**Data excerpts:**
━━━━

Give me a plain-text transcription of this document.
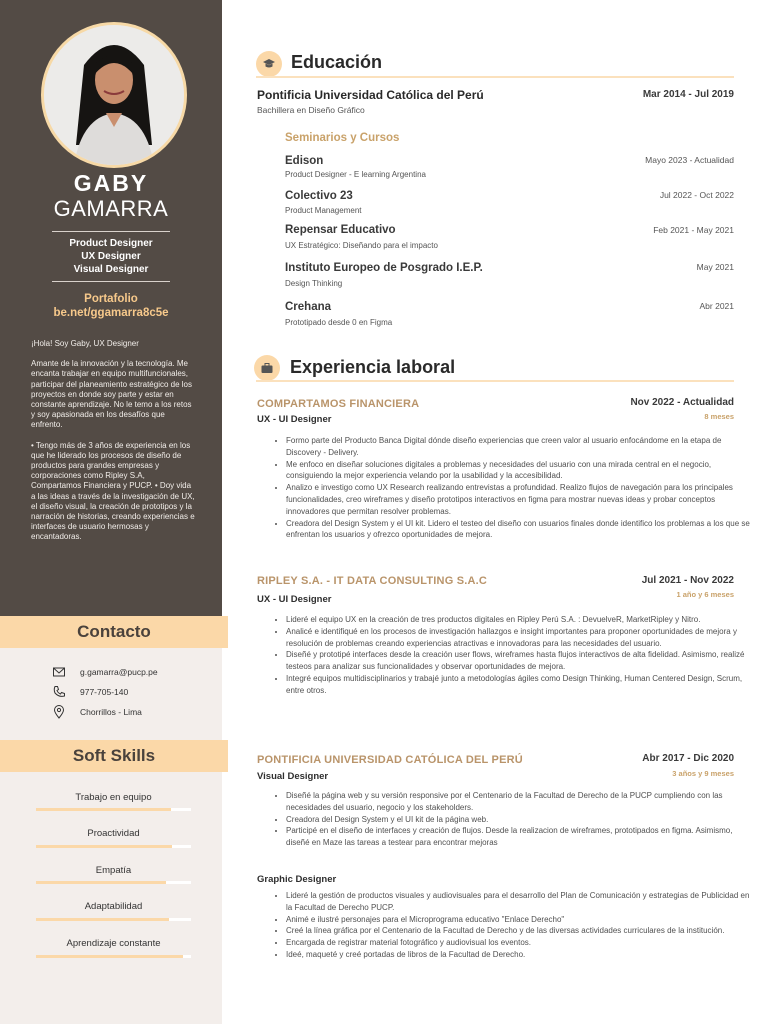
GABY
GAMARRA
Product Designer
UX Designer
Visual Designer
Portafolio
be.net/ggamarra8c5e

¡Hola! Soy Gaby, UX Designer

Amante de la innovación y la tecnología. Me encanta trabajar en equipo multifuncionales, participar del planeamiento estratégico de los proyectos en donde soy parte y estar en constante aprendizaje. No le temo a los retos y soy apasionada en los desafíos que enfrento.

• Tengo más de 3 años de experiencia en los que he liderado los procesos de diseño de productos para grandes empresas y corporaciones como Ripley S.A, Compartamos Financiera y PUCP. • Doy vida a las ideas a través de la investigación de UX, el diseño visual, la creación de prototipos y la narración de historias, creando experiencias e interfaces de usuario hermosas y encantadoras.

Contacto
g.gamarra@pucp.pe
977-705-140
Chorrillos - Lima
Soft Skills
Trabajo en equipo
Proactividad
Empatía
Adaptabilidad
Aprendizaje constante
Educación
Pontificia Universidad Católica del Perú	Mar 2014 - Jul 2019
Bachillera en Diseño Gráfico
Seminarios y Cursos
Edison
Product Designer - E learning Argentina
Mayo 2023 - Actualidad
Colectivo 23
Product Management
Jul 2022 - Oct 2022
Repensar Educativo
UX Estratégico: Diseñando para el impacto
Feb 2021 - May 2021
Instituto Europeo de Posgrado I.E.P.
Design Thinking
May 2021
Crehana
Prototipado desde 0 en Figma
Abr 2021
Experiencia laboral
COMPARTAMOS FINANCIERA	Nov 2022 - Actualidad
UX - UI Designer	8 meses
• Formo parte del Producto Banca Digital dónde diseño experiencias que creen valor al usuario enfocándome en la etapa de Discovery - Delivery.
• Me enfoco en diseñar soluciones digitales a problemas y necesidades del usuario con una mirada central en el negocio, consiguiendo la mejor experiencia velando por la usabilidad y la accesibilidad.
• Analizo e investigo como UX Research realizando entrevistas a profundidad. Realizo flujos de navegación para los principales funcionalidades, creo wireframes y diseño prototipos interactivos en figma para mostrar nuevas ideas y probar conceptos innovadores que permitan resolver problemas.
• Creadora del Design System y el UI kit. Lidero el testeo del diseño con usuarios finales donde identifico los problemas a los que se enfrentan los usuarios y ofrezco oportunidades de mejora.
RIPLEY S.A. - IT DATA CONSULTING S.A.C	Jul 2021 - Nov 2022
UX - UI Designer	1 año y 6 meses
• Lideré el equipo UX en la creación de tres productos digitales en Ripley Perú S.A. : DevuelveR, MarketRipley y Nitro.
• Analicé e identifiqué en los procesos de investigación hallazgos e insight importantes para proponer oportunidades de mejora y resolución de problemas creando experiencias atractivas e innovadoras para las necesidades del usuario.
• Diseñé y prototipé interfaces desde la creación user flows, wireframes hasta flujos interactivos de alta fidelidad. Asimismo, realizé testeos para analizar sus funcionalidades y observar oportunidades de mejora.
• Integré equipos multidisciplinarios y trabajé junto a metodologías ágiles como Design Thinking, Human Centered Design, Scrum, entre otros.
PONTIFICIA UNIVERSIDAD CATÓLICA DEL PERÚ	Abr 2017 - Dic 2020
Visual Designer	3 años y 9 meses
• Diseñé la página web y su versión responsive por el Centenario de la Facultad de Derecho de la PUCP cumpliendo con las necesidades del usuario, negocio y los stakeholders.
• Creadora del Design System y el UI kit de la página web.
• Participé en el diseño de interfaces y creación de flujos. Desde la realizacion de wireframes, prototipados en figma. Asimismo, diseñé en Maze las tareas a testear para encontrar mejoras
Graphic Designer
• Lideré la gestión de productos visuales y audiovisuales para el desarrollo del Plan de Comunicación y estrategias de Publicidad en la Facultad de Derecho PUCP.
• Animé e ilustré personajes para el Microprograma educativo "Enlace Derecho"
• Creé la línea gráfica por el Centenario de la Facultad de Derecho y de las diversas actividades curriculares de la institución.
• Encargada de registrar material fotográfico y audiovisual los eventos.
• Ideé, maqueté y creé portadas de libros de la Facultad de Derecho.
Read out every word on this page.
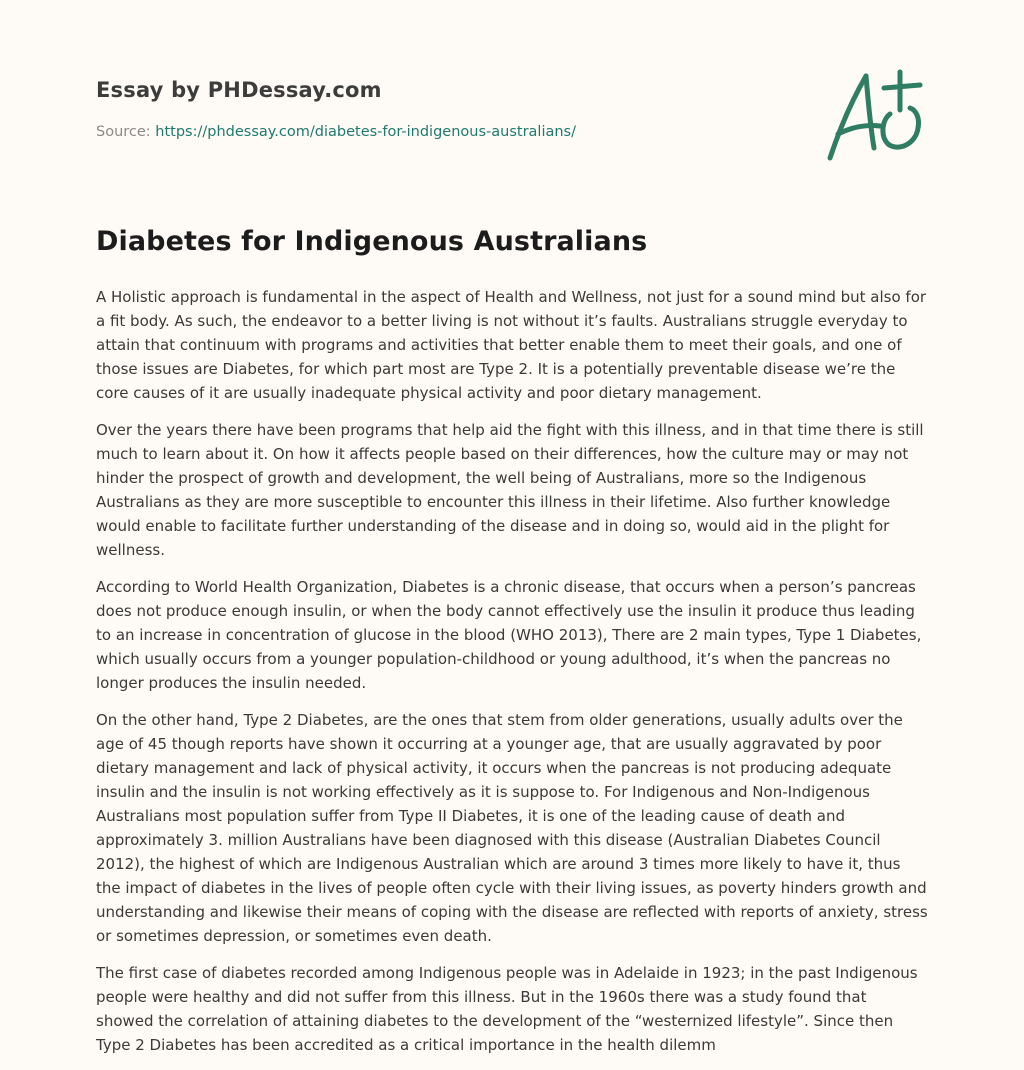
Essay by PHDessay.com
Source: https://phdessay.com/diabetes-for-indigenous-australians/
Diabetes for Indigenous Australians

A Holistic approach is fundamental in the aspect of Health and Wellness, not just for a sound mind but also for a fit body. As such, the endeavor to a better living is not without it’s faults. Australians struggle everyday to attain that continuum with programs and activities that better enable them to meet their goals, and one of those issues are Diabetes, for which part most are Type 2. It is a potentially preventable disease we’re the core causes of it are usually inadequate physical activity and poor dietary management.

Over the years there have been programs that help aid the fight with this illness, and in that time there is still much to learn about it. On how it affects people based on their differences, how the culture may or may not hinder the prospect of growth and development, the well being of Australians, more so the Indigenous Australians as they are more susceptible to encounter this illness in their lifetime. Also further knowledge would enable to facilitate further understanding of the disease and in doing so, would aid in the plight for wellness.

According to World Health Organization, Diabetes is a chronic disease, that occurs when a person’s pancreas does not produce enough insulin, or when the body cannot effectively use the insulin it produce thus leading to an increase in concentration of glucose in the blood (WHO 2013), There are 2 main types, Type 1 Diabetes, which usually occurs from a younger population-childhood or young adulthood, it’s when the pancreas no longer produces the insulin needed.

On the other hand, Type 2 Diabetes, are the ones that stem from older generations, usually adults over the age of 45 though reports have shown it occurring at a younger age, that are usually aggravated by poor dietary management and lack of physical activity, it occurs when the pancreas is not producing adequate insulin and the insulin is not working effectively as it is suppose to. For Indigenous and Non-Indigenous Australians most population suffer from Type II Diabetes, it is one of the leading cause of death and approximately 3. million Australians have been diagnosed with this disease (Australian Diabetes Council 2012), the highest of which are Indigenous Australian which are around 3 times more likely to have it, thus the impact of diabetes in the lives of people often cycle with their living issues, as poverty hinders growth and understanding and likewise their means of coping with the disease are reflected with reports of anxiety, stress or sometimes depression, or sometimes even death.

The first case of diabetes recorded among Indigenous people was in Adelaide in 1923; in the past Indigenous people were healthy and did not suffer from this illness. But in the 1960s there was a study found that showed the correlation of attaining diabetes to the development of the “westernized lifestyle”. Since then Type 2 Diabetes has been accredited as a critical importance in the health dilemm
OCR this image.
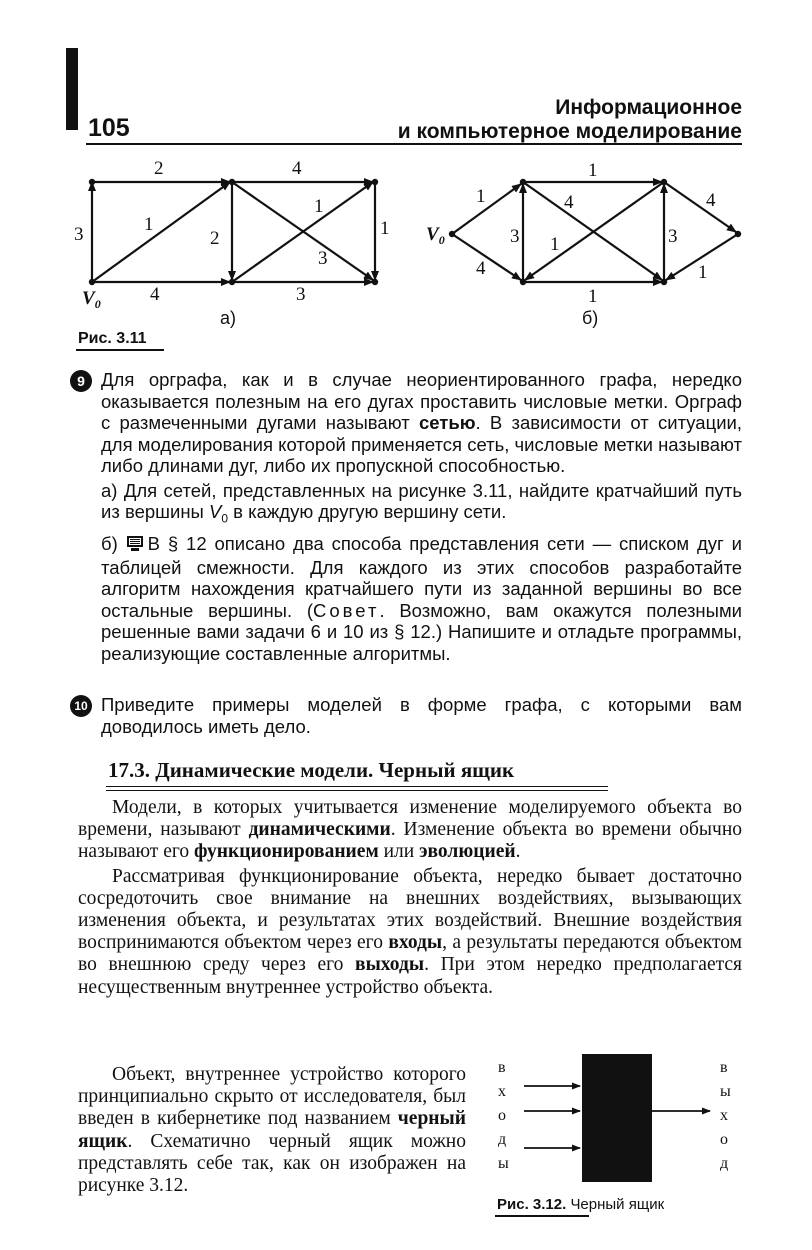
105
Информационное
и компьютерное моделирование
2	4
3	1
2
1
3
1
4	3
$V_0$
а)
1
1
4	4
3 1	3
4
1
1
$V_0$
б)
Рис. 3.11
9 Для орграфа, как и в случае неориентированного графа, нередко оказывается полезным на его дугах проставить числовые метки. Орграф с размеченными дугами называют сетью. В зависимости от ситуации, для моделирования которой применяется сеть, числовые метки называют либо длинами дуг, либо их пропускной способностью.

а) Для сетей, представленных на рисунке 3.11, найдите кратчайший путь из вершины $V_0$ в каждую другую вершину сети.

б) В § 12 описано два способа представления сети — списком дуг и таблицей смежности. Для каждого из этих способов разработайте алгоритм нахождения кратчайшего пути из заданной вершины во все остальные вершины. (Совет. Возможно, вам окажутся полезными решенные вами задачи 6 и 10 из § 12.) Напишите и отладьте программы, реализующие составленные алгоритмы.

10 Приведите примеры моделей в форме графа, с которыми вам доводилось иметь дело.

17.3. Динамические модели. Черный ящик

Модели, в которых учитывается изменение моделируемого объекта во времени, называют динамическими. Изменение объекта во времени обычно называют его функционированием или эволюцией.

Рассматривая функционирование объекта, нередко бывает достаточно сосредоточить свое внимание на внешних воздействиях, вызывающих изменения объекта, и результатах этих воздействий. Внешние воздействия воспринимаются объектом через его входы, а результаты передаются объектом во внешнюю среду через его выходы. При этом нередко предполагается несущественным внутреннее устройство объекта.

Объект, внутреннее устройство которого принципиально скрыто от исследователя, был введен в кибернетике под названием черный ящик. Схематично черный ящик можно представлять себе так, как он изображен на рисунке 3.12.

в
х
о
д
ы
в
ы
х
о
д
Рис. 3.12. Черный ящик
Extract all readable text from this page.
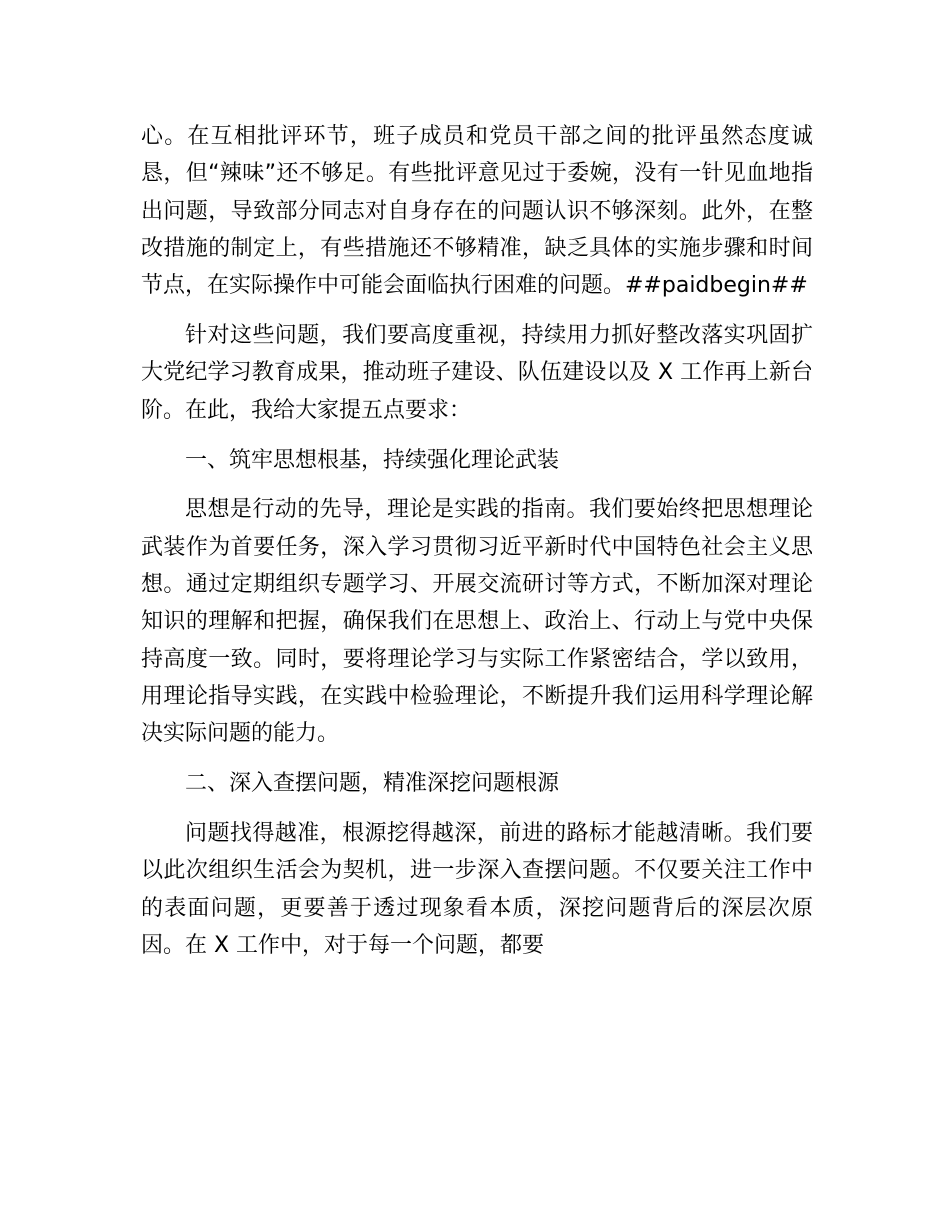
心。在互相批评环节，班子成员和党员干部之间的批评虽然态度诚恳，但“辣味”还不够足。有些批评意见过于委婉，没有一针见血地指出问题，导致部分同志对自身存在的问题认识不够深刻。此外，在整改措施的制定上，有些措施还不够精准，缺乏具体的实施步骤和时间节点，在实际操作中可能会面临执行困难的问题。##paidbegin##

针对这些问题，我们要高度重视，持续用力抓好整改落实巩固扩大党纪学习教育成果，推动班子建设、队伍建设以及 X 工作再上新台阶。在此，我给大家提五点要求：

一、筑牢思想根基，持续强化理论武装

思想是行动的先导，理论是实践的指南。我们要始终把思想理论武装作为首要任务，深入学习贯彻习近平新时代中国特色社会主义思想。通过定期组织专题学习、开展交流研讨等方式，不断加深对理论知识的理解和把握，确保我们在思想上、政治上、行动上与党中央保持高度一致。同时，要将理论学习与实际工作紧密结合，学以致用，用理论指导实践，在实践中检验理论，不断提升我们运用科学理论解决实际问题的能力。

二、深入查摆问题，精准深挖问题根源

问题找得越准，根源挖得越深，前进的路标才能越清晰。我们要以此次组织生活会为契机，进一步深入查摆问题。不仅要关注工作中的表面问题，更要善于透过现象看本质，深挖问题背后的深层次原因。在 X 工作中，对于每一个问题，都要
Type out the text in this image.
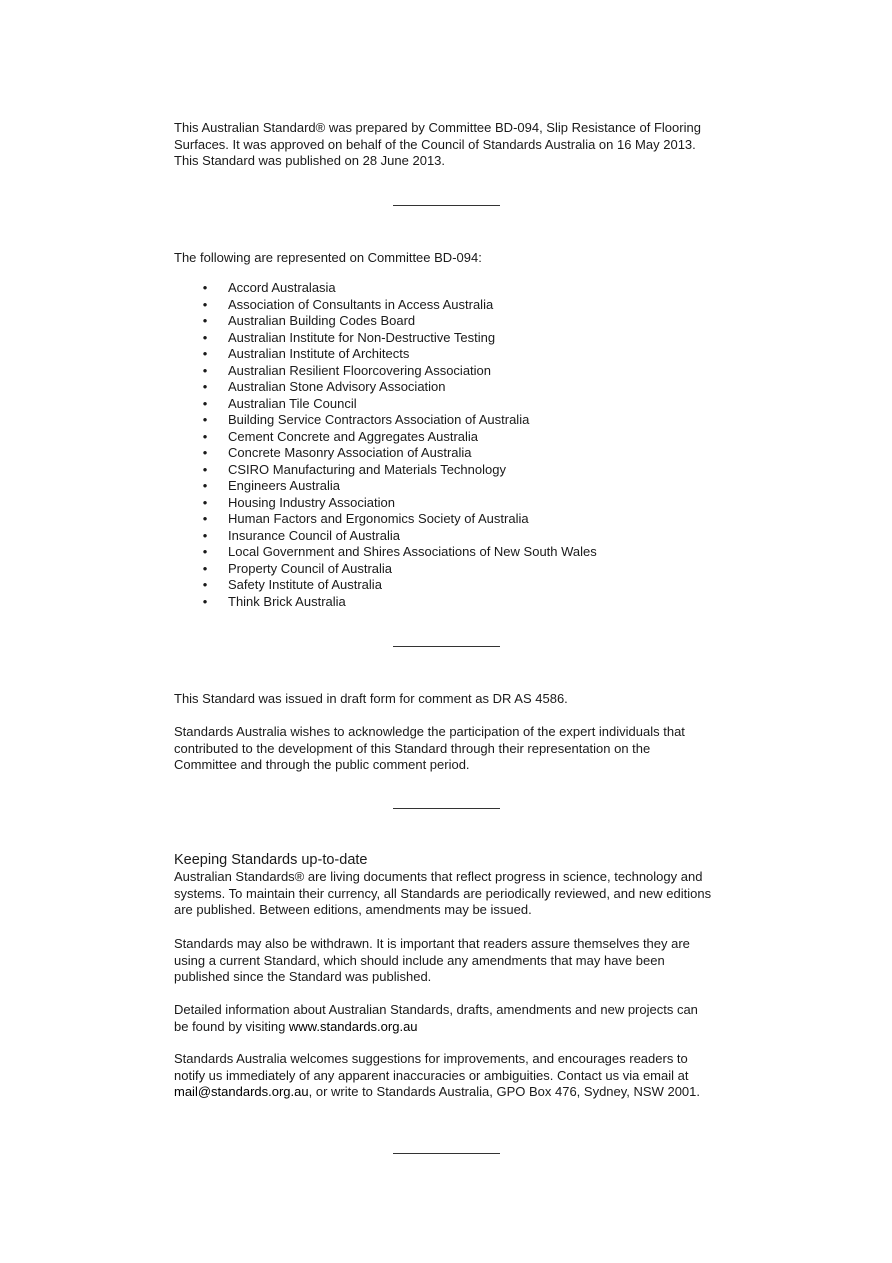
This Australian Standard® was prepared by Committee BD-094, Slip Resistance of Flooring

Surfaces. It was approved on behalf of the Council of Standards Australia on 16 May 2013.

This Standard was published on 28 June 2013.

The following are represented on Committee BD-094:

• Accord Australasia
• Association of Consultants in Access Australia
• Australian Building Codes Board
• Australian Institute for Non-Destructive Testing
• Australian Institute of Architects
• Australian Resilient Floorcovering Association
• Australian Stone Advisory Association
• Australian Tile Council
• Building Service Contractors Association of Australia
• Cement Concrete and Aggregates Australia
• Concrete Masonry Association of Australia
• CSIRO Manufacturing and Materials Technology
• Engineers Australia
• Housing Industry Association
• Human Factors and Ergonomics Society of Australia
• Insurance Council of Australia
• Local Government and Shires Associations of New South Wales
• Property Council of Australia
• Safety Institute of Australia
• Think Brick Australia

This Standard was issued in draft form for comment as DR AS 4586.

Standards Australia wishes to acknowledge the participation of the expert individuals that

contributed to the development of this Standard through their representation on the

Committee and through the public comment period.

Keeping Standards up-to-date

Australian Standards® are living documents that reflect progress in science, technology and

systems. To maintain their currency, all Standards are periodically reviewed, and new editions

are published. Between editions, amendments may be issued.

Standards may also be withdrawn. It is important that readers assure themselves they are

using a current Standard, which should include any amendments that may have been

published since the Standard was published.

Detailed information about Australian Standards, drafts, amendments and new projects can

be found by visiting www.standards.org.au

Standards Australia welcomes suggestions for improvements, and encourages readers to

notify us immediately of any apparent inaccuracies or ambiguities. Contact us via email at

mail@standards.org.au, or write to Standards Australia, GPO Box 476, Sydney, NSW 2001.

━━━━

**The exercise:** Select the lines that carry the string "found" and copy them.

**Output of the task:**
The first case of diabetes recorded among Indigenous people was in Adelaide in 1923; in the past Indigenous people were healthy and did not suffer from this illness. But in the 1960s there was a study found that showed the correlation of attaining diabetes to the development of the “westernized lifestyle”. Since then Type 2 Diabetes has been accredited as a critical importance in the health dilemm
be found by visiting www.standards.org.au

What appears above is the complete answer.